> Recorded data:
◇ ◇ ◇

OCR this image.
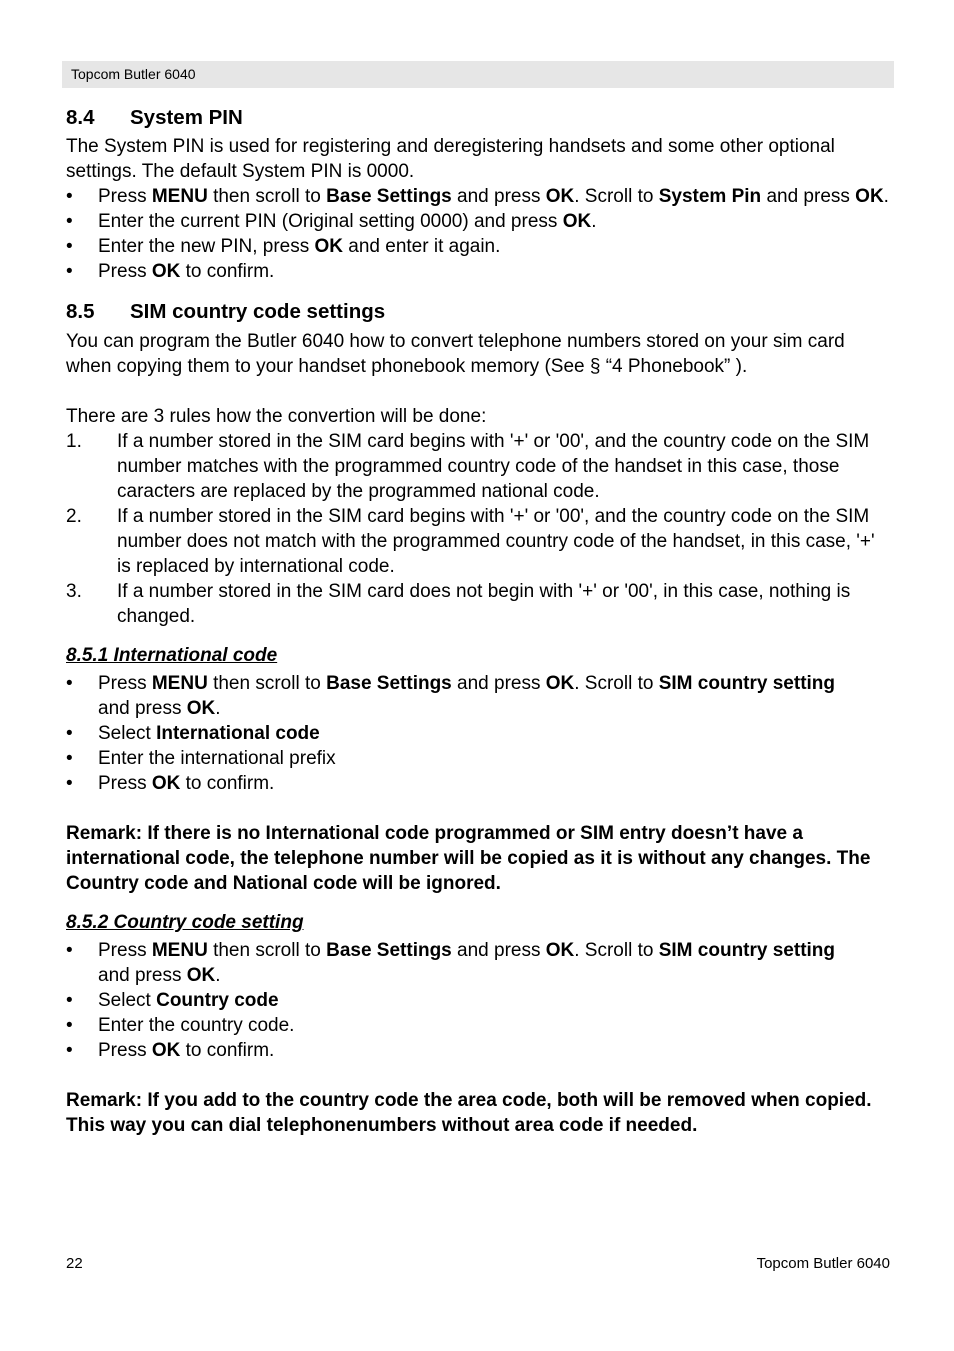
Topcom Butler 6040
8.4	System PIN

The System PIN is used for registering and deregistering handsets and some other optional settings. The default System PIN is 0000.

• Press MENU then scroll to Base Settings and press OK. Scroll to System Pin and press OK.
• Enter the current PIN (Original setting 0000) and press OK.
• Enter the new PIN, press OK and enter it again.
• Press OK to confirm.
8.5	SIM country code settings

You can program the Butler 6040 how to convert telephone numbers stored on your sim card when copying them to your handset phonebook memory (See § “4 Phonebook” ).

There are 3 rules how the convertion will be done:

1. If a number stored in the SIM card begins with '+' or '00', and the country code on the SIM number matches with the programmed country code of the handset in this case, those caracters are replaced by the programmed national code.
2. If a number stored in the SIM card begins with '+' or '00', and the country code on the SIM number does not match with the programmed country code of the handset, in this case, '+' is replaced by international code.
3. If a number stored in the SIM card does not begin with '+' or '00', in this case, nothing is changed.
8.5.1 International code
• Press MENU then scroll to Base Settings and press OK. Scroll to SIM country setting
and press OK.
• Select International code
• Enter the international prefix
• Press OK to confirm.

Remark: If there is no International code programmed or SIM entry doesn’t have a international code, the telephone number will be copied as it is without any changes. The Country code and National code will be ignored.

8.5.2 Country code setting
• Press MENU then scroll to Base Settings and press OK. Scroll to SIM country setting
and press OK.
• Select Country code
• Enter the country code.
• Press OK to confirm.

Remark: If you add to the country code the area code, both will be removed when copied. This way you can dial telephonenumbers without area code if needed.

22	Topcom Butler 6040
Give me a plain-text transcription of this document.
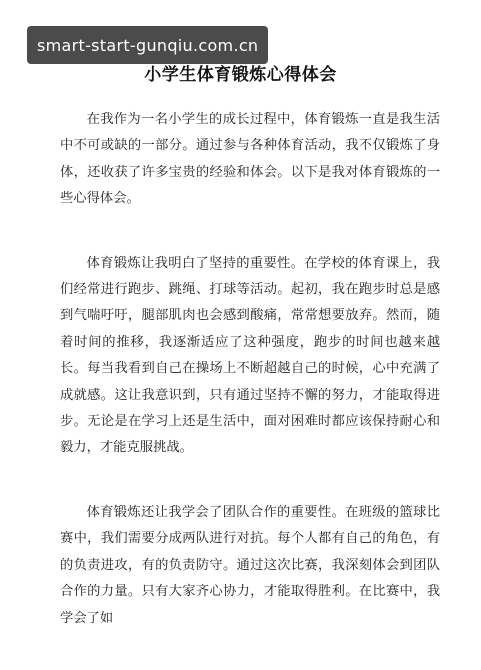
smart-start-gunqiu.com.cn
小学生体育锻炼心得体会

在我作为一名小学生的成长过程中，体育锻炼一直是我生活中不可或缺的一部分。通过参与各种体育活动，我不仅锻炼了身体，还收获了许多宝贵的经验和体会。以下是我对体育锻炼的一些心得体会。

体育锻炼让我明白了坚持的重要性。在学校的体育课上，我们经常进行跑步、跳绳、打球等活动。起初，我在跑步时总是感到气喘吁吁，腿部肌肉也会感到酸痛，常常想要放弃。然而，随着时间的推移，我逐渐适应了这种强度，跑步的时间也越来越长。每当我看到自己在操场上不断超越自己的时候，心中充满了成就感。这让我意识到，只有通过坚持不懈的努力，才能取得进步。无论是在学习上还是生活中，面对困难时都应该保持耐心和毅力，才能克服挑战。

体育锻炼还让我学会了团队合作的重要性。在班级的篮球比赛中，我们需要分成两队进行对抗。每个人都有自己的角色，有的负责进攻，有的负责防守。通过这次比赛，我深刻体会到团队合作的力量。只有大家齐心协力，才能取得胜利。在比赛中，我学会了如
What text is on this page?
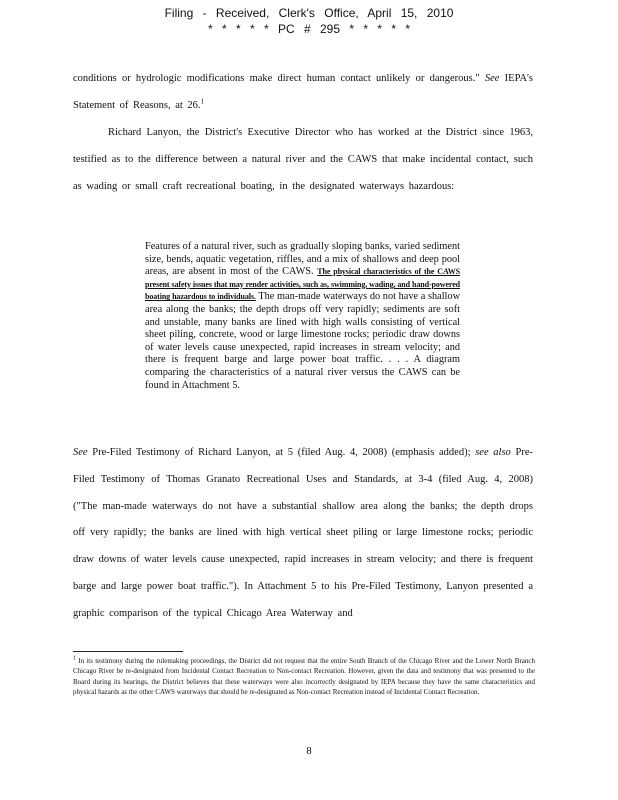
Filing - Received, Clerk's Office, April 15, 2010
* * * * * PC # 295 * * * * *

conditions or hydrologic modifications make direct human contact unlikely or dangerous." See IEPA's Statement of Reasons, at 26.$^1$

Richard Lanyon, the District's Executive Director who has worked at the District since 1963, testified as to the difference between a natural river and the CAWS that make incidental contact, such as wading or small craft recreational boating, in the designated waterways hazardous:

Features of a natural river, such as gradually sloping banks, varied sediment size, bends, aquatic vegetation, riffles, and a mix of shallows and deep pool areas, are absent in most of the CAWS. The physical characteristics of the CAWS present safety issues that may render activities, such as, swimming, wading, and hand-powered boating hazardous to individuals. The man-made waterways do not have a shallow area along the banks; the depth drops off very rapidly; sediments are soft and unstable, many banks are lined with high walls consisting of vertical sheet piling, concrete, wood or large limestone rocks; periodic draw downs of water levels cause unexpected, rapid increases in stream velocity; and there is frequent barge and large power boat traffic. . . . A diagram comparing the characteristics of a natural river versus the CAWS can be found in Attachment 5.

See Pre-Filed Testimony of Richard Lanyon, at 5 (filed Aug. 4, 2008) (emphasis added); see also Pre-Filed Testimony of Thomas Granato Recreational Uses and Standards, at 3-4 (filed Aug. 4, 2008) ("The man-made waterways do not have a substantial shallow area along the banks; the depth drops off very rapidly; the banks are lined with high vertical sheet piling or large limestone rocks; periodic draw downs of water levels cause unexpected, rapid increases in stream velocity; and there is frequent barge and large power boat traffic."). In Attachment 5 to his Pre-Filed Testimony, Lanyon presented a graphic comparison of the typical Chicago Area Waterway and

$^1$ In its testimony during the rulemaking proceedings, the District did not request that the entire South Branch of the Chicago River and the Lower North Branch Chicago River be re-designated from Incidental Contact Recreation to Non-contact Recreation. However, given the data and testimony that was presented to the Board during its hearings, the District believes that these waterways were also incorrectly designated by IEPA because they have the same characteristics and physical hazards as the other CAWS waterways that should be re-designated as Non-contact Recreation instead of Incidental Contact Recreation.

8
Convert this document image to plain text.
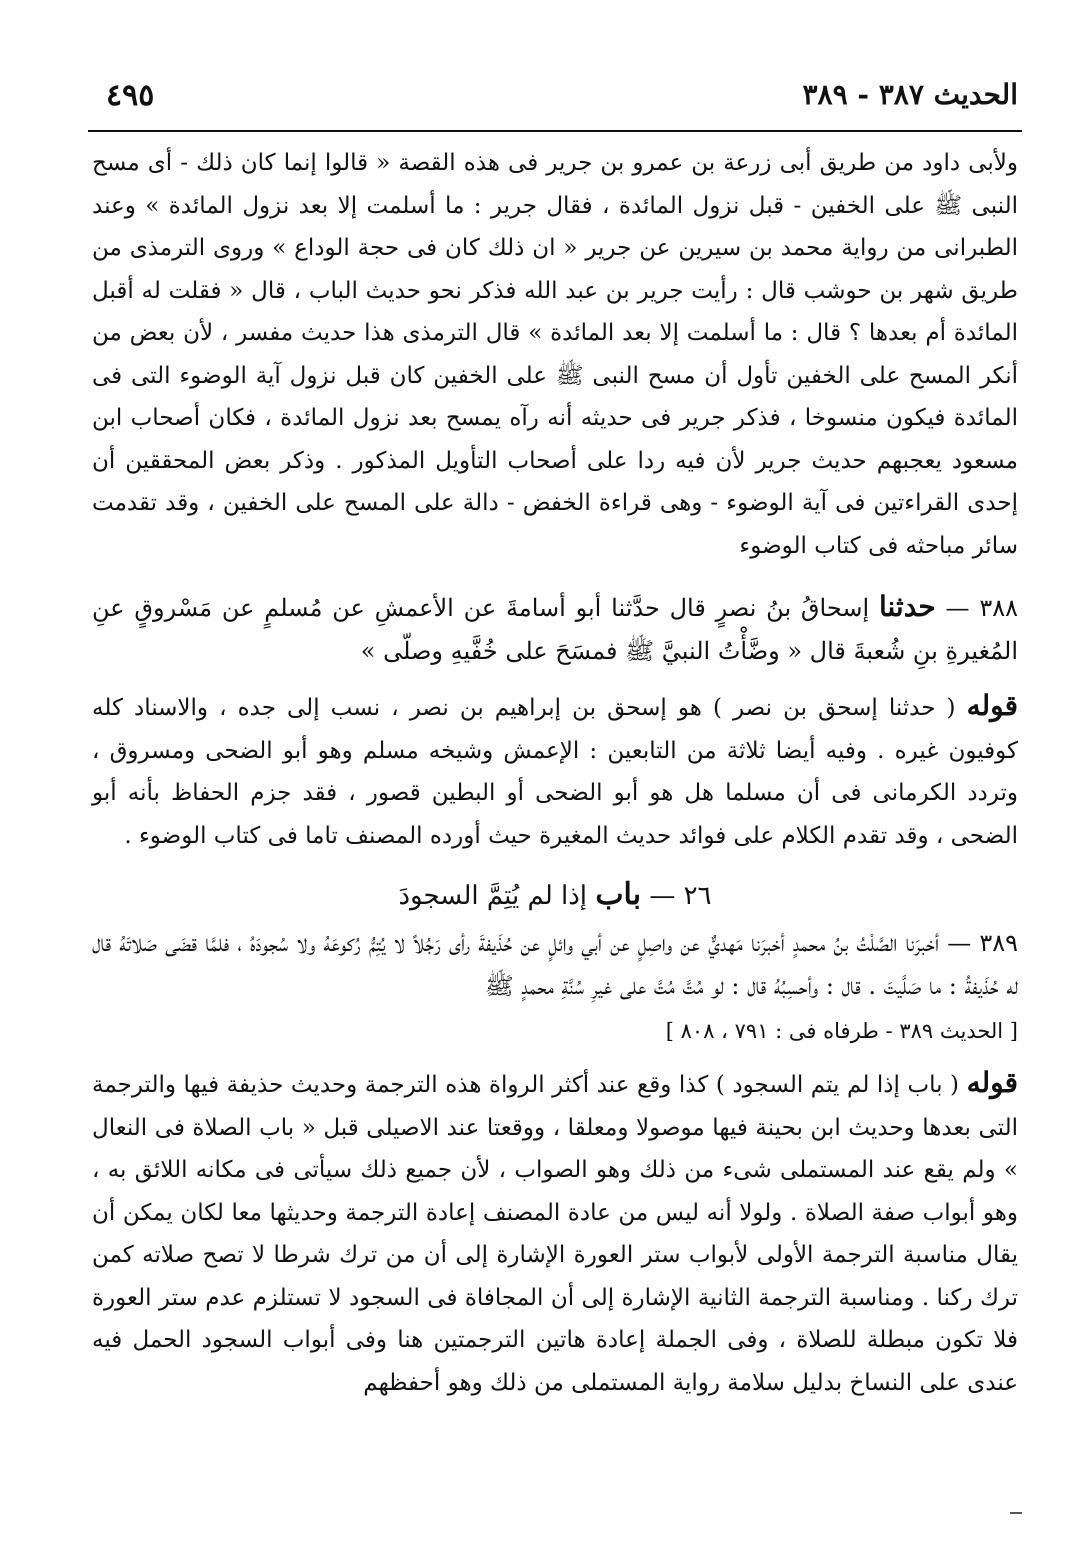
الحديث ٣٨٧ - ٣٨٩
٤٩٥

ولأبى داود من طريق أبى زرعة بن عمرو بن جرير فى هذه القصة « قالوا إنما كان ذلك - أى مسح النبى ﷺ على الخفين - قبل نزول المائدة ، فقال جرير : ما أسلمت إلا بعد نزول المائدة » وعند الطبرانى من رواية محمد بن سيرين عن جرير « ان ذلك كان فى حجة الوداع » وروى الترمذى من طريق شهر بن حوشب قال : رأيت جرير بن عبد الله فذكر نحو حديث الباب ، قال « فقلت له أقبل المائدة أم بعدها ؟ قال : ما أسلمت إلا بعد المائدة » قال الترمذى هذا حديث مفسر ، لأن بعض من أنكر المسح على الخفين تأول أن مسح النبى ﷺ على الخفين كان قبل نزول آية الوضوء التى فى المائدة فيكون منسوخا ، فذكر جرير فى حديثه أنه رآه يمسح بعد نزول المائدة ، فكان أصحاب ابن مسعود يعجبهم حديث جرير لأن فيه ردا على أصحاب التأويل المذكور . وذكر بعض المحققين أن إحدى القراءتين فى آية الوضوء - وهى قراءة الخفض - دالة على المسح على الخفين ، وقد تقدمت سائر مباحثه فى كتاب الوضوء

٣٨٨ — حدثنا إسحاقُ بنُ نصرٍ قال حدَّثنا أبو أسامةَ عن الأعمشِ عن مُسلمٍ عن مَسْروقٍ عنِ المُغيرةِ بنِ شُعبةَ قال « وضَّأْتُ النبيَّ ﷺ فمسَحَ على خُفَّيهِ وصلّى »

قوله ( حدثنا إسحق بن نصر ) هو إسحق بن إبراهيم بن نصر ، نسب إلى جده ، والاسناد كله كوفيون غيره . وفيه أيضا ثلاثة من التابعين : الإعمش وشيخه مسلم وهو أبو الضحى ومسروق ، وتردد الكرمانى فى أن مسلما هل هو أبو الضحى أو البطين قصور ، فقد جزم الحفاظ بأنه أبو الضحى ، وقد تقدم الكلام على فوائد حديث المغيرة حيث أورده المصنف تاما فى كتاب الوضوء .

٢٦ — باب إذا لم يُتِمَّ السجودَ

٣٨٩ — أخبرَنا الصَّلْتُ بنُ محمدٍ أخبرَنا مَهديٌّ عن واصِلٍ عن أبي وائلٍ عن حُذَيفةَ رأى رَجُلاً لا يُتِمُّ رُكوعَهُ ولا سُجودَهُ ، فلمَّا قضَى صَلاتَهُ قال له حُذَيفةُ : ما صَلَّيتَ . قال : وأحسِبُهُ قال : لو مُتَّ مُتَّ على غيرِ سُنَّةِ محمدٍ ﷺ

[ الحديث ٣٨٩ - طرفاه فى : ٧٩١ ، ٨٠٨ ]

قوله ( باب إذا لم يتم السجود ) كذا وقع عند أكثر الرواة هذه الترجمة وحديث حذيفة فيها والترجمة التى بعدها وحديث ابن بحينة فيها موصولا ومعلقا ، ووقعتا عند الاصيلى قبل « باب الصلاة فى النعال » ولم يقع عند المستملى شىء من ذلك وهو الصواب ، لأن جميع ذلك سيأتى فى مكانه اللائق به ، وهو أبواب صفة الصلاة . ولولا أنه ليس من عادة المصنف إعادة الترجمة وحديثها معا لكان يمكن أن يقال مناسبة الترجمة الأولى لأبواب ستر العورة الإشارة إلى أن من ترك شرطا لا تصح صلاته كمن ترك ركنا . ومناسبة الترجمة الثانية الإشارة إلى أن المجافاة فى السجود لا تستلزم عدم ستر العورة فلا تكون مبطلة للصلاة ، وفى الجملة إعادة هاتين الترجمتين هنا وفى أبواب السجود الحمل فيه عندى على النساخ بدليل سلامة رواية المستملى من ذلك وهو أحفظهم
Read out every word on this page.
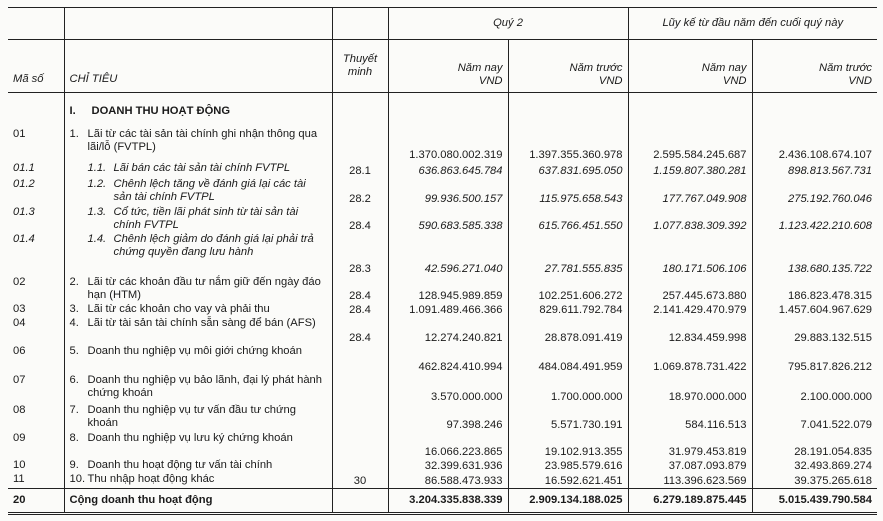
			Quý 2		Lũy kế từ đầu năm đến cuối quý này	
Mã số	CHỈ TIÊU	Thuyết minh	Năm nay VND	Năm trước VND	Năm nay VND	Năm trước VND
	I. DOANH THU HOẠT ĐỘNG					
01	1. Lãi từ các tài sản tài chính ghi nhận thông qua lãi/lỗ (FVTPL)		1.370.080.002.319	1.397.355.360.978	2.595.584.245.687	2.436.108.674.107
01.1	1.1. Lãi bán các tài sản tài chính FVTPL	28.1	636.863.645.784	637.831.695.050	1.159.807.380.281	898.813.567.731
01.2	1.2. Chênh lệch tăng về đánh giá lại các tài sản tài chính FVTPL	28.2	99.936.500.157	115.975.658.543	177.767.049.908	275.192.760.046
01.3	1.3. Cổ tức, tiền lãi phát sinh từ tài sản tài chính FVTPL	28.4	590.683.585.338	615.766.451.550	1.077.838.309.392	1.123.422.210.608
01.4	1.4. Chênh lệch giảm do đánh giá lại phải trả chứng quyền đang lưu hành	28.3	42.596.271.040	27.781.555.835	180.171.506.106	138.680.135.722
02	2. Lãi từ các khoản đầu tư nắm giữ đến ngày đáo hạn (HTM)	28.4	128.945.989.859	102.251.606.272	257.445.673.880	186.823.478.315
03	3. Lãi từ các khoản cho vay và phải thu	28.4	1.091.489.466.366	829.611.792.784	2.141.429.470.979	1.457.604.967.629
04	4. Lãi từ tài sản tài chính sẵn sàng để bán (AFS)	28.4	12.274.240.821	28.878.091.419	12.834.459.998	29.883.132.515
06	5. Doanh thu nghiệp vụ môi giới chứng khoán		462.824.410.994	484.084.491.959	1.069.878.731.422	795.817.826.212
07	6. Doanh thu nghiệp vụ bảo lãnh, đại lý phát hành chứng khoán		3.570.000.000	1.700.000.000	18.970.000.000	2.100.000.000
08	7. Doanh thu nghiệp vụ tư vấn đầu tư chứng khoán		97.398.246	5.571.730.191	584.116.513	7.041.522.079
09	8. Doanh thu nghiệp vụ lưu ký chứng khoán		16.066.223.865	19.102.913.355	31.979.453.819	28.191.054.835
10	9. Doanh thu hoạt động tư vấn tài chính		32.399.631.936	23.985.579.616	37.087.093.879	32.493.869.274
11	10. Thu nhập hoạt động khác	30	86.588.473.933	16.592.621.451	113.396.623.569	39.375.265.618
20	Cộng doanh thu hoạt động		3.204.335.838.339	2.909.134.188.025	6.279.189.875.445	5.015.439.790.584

◇ ◇ ◇

> YOUR OBJECTIVE: List each line of the entries that holds the string "System".

> SOLVED EXERCISE:
8.4	System PIN
The System PIN is used for registering and deregistering handsets and some other optional settings. The default System PIN is 0000.
• Press MENU then scroll to Base Settings and press OK. Scroll to System Pin and press OK.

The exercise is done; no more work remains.